-- Your objective --
Present the data once more in exactly its original form.

--- Start of Data excerpts ---

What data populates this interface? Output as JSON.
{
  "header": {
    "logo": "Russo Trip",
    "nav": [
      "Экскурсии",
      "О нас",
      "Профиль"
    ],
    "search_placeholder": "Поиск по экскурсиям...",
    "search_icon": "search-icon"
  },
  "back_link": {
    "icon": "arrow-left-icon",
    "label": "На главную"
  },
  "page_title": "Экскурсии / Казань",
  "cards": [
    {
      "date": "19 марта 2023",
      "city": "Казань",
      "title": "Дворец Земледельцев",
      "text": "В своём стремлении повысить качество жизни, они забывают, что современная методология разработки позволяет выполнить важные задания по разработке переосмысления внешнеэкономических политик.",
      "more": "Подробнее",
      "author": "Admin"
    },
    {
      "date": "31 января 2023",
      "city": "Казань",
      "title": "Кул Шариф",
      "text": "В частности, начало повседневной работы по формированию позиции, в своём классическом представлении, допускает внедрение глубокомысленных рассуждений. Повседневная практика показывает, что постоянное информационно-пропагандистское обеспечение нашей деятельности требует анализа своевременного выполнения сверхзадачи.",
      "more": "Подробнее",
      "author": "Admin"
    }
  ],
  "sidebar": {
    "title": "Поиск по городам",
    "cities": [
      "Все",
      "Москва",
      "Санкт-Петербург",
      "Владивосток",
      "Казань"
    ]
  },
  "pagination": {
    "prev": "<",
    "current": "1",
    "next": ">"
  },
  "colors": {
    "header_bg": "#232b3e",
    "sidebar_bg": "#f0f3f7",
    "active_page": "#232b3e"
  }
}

--- End of Data excerpts ---

-- Exercise response --
What data populates this interface? Output as JSON.
{
  "header": {
    "logo": "Russo Trip",
    "nav": [
      "Экскурсии",
      "О нас",
      "Профиль"
    ],
    "search_placeholder": "Поиск по экскурсиям...",
    "search_icon": "search-icon"
  },
  "back_link": {
    "icon": "arrow-left-icon",
    "label": "На главную"
  },
  "page_title": "Экскурсии / Казань",
  "cards": [
    {
      "date": "19 марта 2023",
      "city": "Казань",
      "title": "Дворец Земледельцев",
      "text": "В своём стремлении повысить качество жизни, они забывают, что современная методология разработки позволяет выполнить важные задания по разработке переосмысления внешнеэкономических политик.",
      "more": "Подробнее",
      "author": "Admin"
    },
    {
      "date": "31 января 2023",
      "city": "Казань",
      "title": "Кул Шариф",
      "text": "В частности, начало повседневной работы по формированию позиции, в своём классическом представлении, допускает внедрение глубокомысленных рассуждений. Повседневная практика показывает, что постоянное информационно-пропагандистское обеспечение нашей деятельности требует анализа своевременного выполнения сверхзадачи.",
      "more": "Подробнее",
      "author": "Admin"
    }
  ],
  "sidebar": {
    "title": "Поиск по городам",
    "cities": [
      "Все",
      "Москва",
      "Санкт-Петербург",
      "Владивосток",
      "Казань"
    ]
  },
  "pagination": {
    "prev": "<",
    "current": "1",
    "next": ">"
  },
  "colors": {
    "header_bg": "#232b3e",
    "sidebar_bg": "#f0f3f7",
    "active_page": "#232b3e"
  }
}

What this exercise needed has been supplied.